++++ LISTED ENTRIES ++++

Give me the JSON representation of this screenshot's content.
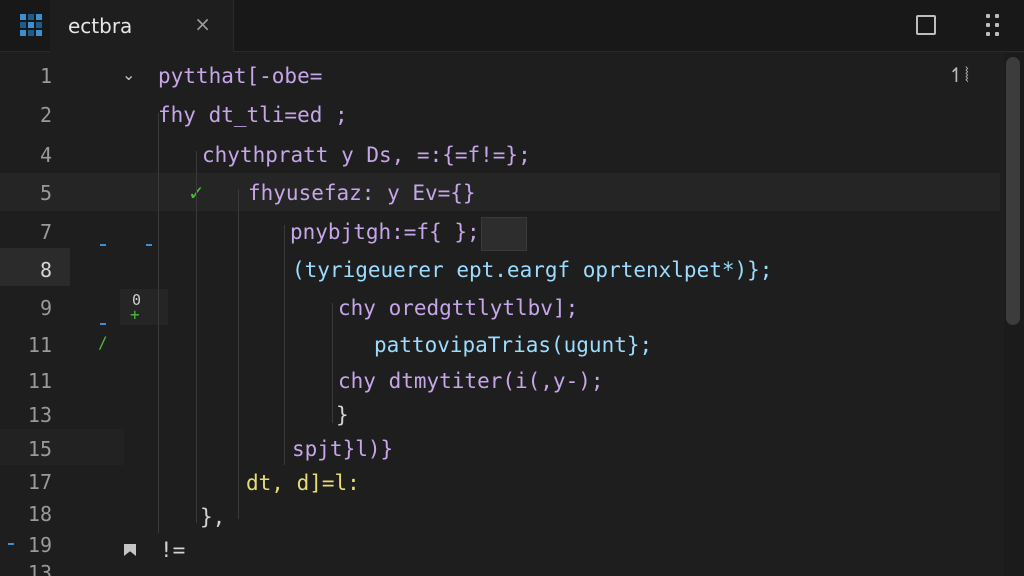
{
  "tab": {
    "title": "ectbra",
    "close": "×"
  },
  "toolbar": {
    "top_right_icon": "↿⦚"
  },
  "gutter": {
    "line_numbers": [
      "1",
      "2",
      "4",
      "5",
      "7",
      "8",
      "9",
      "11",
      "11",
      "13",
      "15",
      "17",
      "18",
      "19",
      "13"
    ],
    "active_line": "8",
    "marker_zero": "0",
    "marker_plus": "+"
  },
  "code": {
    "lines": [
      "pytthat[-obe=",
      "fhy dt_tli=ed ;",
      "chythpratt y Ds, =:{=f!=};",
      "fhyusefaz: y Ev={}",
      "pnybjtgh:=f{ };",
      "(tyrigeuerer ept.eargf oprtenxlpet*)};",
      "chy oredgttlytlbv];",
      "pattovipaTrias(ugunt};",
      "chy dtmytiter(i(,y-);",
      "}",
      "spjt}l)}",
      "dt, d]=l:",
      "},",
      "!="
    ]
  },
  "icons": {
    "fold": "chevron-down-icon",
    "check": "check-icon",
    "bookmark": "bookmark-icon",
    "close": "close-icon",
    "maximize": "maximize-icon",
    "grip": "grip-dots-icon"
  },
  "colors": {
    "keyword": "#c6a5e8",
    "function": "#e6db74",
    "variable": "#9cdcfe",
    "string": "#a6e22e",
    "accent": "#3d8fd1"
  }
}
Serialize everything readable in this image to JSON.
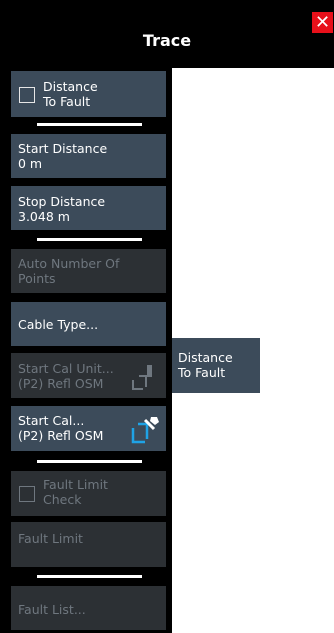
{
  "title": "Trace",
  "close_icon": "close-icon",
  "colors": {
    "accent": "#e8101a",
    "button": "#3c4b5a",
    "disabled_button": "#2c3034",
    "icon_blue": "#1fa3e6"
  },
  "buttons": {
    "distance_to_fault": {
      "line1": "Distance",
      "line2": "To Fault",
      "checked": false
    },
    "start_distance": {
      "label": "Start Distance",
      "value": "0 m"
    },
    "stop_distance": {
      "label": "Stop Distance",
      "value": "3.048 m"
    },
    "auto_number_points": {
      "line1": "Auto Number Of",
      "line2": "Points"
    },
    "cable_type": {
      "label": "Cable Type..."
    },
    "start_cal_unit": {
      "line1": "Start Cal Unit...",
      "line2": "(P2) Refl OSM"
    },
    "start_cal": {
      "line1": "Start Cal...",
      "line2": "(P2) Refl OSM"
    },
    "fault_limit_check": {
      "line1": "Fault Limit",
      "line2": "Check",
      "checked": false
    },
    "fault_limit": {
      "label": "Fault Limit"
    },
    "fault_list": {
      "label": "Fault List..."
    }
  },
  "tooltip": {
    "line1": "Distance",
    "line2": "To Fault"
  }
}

++++
++++ LISTED ENTRIES ++++

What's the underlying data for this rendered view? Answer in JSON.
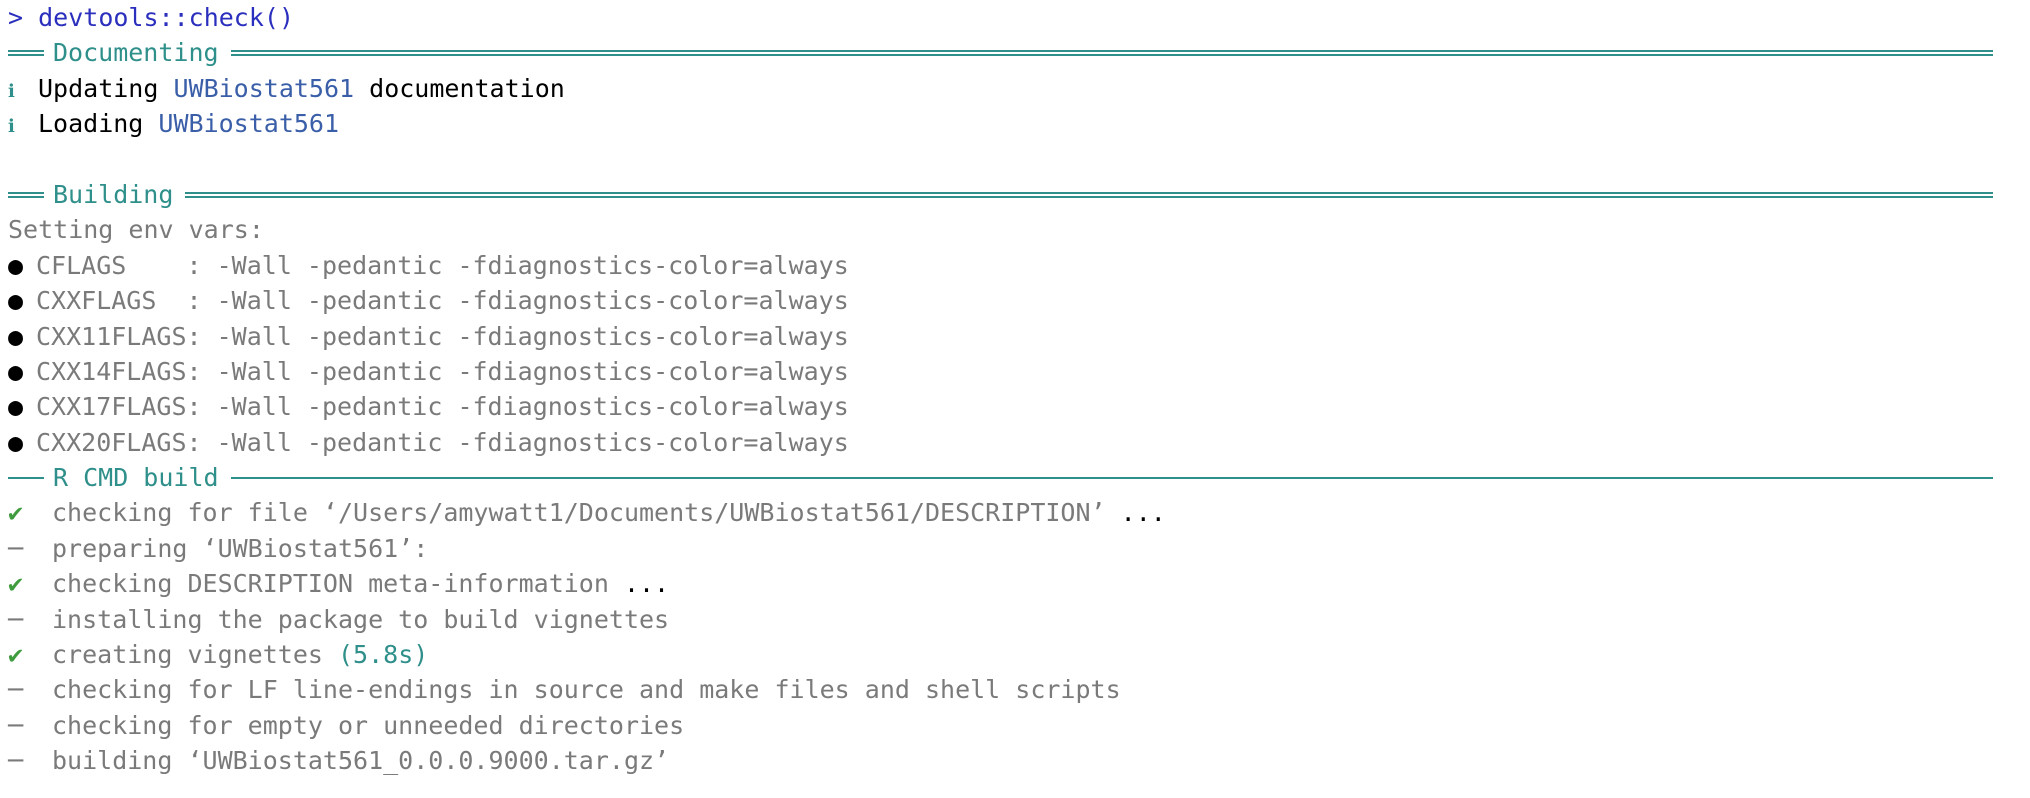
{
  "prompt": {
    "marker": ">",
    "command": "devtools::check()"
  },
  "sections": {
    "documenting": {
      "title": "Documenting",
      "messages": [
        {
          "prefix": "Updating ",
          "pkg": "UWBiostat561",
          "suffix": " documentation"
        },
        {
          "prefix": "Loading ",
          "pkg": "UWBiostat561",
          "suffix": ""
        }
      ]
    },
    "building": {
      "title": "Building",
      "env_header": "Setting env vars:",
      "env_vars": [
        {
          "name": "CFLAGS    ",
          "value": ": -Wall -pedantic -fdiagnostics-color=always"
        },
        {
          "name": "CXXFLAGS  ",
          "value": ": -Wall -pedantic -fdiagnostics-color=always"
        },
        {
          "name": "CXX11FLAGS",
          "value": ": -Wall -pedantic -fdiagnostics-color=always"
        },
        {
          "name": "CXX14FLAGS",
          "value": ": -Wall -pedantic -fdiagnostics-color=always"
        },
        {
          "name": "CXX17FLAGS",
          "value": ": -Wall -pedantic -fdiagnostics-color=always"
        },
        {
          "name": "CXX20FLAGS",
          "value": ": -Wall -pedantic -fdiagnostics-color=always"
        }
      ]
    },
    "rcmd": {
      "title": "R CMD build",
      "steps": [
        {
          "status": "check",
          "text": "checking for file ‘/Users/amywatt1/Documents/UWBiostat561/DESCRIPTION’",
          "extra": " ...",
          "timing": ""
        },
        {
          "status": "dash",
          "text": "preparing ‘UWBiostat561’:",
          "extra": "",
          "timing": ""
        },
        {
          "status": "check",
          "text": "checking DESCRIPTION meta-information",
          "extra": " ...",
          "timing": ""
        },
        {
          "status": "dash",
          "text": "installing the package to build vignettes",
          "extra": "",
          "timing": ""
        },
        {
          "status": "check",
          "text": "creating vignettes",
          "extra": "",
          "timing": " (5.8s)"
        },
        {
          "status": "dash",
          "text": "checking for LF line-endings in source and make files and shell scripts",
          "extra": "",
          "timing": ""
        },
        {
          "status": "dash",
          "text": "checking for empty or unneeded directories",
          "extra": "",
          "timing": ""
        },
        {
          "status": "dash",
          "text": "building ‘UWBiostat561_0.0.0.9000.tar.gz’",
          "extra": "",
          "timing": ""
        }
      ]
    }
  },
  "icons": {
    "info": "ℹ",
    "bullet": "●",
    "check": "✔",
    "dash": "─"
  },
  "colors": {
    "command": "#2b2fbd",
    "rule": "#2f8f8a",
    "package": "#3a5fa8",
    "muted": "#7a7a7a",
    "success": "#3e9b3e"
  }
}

++++
++++ LISTED ENTRIES ++++

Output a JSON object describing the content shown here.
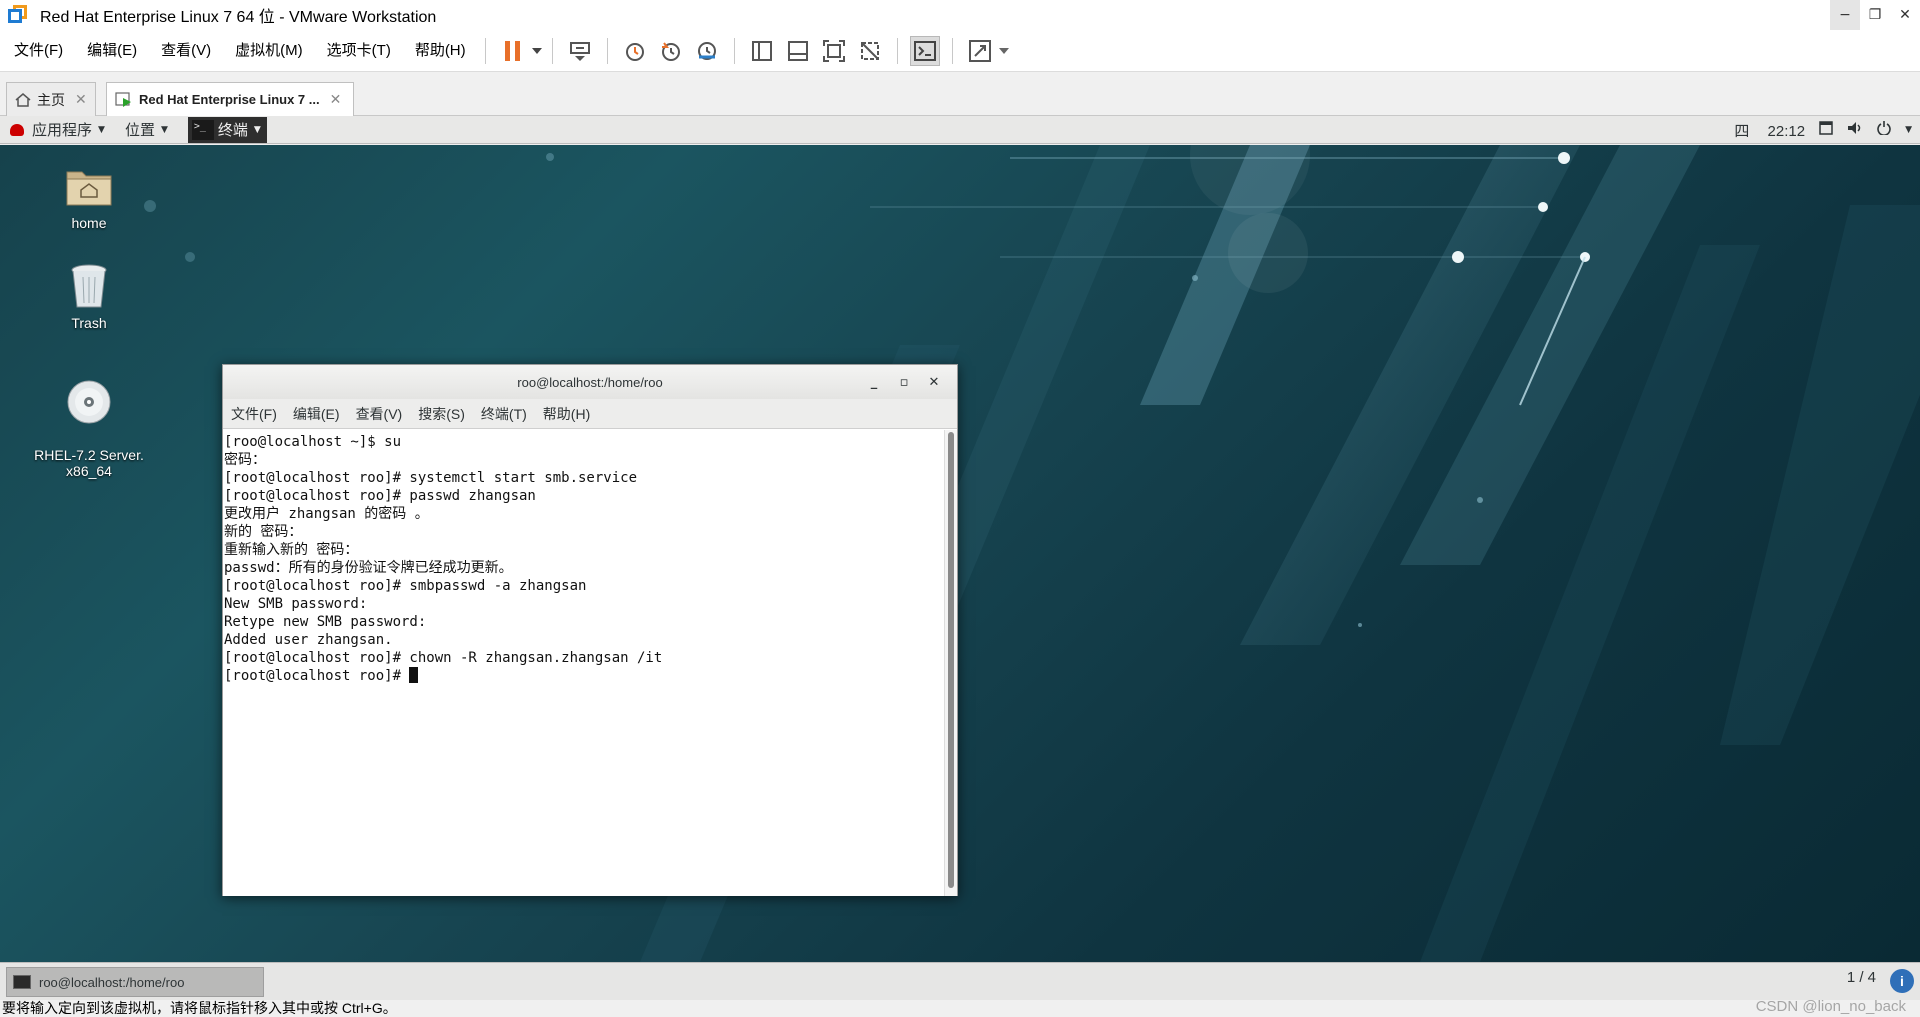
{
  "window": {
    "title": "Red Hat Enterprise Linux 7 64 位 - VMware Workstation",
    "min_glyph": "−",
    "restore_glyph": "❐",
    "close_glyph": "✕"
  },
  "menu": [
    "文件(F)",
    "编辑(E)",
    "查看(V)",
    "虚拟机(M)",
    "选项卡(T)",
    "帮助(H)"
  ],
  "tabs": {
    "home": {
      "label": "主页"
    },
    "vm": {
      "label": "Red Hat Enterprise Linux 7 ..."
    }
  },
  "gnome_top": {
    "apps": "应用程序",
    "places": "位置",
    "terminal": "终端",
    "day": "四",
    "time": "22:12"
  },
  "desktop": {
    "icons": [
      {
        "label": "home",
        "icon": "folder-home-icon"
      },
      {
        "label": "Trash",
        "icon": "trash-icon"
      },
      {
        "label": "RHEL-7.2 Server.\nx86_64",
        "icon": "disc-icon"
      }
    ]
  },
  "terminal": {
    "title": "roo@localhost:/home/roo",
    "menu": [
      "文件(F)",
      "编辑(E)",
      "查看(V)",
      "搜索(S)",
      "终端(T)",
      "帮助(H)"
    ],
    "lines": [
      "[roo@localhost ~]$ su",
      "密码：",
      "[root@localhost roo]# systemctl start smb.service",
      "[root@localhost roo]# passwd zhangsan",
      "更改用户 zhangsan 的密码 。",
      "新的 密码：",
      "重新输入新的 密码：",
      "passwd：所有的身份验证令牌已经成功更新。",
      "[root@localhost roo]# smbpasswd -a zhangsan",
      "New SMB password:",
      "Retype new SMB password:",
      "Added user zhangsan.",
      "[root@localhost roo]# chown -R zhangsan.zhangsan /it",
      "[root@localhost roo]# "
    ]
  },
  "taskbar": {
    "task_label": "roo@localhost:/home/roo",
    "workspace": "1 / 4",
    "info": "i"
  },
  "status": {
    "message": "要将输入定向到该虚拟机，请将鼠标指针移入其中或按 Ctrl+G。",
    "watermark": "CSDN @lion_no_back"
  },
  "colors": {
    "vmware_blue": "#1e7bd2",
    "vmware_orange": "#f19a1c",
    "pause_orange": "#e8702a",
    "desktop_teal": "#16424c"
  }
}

++++

== GOAL ==
Show each line of the listing that holds the string "package".

== EXPECTED ANSWER ==
          "text": "installing the package to build vignettes",
    "package": "#3a5fa8",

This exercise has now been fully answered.